Dataset excerpts:
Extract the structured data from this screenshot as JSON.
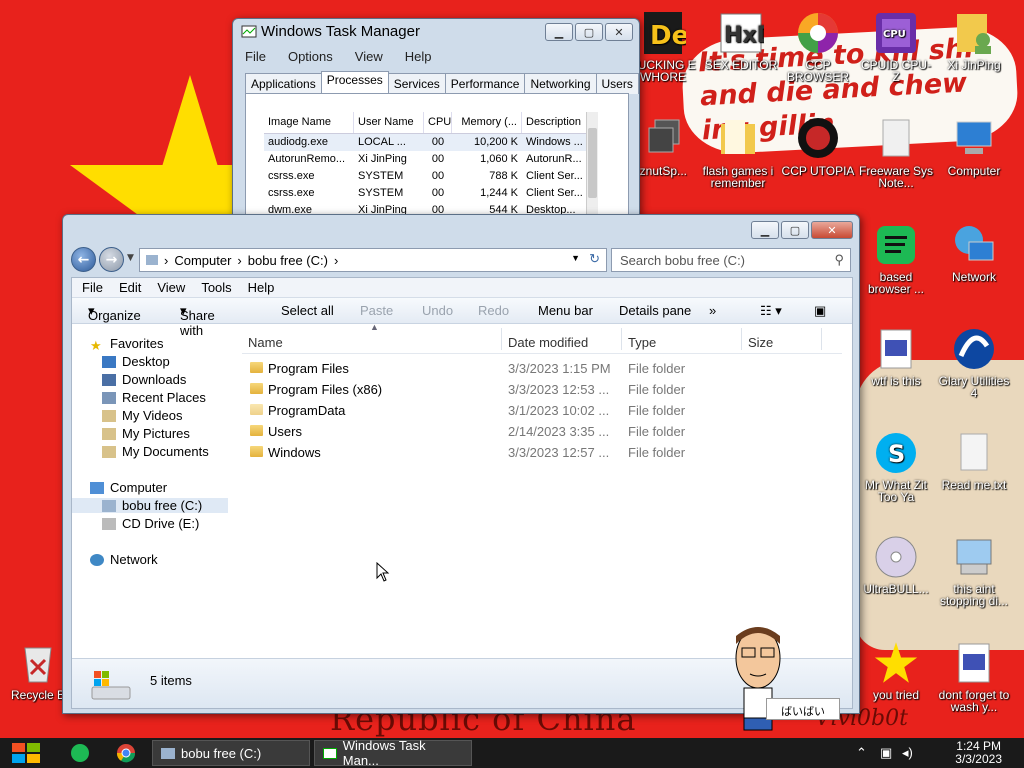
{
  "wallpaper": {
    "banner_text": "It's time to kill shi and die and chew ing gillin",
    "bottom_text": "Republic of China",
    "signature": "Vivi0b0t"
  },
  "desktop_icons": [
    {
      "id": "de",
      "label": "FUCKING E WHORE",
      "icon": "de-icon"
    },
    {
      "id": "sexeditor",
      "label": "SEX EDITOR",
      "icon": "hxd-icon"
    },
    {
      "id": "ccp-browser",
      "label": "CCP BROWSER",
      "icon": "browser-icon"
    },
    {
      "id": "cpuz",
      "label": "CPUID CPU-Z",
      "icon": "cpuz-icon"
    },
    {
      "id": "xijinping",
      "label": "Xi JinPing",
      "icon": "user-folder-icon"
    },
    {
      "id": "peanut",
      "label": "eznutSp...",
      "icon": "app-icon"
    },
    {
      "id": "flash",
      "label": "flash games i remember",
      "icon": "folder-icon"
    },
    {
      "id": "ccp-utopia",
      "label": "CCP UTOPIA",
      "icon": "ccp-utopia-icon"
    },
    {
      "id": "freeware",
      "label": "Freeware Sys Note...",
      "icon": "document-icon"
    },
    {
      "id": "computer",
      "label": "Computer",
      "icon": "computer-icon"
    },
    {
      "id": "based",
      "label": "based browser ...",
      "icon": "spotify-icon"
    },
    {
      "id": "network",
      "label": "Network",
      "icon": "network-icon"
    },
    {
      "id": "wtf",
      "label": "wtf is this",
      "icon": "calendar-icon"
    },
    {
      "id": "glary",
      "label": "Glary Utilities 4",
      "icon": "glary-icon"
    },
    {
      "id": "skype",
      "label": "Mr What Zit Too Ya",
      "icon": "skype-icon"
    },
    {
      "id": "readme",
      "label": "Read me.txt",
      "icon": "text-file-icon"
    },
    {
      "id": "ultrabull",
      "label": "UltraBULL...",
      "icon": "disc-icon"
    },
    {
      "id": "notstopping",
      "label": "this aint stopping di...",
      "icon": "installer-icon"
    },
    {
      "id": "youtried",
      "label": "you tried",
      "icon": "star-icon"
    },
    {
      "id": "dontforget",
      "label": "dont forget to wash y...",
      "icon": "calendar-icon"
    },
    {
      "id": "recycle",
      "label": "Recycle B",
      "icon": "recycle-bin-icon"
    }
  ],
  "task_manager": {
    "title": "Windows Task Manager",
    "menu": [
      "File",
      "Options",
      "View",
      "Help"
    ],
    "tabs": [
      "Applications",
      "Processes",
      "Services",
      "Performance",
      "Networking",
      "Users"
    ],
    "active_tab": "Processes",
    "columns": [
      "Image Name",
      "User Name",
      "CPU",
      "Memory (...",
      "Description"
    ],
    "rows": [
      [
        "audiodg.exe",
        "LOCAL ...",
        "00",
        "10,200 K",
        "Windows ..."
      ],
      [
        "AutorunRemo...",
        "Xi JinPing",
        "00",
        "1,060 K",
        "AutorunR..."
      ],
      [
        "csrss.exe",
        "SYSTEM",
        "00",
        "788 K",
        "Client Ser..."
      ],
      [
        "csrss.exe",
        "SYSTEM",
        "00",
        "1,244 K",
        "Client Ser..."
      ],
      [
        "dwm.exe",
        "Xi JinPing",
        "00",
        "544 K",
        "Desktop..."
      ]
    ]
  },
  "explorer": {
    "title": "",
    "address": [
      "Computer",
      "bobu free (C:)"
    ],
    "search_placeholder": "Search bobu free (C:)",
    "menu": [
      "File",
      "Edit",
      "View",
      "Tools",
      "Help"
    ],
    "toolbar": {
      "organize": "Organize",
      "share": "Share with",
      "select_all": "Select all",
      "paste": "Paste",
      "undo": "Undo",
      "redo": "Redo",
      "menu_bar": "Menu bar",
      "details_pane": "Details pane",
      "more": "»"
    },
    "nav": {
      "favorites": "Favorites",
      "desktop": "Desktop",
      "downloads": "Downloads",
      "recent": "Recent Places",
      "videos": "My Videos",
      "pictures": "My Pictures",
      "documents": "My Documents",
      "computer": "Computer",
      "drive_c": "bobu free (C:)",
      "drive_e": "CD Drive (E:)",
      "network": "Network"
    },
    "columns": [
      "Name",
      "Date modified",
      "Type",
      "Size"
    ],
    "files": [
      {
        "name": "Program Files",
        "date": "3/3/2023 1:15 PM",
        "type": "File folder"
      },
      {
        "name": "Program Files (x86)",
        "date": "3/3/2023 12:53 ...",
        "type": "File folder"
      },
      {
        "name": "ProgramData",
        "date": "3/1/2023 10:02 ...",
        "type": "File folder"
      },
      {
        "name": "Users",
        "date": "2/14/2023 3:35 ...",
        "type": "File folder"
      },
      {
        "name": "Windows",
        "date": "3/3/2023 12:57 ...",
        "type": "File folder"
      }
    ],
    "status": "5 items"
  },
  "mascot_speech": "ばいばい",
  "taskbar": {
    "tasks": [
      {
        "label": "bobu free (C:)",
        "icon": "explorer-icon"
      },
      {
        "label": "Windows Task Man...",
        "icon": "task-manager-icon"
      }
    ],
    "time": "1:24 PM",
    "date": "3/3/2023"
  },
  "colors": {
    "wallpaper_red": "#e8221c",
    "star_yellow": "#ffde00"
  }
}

...

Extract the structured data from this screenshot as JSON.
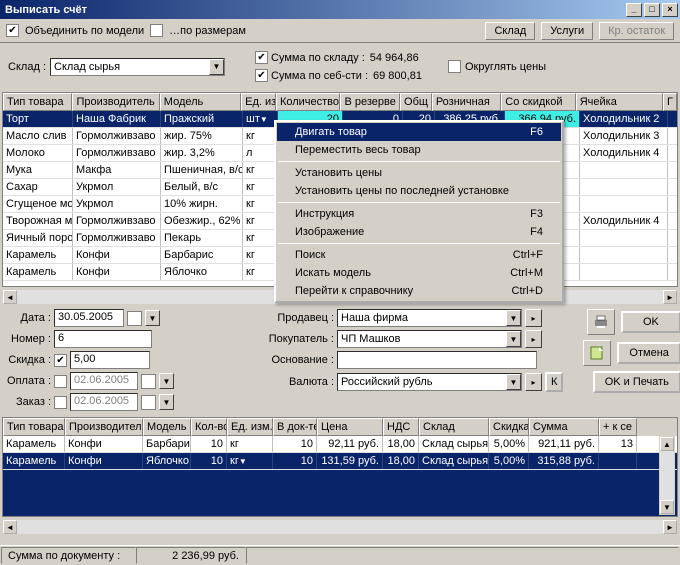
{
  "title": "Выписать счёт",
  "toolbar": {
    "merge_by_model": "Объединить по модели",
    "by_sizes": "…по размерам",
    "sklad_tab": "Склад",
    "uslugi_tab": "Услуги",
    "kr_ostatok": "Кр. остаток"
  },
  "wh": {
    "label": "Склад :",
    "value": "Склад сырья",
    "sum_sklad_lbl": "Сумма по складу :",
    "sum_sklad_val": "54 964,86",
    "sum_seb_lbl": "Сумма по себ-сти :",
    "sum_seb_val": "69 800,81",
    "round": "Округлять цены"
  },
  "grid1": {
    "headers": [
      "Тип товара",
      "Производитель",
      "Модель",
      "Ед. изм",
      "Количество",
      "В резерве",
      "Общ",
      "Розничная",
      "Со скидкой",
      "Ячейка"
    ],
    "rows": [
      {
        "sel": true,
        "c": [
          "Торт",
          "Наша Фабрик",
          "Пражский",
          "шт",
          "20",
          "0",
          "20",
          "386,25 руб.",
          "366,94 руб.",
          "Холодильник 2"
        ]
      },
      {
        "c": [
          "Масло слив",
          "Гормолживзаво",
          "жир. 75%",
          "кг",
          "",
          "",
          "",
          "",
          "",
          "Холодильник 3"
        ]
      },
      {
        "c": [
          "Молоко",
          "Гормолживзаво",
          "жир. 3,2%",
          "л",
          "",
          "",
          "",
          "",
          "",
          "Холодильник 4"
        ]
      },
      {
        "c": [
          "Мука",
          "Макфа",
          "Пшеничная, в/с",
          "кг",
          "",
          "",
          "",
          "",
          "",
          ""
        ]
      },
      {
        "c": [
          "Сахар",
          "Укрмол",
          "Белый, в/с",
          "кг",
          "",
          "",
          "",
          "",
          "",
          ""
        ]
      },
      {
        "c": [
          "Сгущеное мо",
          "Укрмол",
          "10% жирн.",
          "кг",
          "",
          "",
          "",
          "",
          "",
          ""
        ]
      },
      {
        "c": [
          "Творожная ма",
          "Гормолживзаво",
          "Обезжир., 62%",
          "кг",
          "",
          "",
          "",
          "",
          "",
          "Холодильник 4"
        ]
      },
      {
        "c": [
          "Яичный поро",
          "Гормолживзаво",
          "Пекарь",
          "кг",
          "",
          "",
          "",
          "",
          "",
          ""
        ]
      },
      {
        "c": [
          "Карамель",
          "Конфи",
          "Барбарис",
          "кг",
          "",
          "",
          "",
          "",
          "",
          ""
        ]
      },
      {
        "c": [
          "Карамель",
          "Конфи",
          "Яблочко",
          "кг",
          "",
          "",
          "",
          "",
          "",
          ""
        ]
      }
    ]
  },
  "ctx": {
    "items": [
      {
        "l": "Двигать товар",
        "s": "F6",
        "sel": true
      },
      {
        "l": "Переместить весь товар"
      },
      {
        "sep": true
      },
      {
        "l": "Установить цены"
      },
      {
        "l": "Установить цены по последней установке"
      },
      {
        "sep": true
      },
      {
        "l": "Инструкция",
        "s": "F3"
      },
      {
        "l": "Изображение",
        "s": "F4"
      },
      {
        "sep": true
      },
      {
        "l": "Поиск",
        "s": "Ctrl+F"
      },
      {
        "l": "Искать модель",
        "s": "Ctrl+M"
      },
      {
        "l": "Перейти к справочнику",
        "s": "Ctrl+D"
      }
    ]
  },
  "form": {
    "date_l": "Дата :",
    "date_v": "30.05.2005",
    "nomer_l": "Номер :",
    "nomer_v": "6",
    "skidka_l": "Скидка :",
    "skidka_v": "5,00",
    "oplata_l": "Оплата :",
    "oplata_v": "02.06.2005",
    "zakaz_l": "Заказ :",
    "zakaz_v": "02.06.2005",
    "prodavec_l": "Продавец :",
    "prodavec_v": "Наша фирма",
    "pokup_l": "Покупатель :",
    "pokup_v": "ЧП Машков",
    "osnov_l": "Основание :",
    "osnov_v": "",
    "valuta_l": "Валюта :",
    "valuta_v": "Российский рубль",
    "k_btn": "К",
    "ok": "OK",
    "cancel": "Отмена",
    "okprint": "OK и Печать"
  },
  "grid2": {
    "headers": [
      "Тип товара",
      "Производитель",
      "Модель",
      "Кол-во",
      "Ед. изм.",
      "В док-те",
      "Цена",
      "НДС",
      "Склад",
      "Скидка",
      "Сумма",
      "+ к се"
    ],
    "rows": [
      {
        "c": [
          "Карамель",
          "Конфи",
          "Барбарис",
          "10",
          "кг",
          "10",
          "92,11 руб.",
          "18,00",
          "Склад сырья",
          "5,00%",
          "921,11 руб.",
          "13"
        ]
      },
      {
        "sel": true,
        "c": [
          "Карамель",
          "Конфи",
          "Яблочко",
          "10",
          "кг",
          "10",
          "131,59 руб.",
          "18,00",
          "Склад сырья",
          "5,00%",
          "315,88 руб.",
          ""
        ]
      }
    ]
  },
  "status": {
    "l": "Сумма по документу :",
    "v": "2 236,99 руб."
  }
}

__Your instructions__
Going through the lines above one by one, tally those with the word "Холодильник" and give only the total.

__Response to the task__
4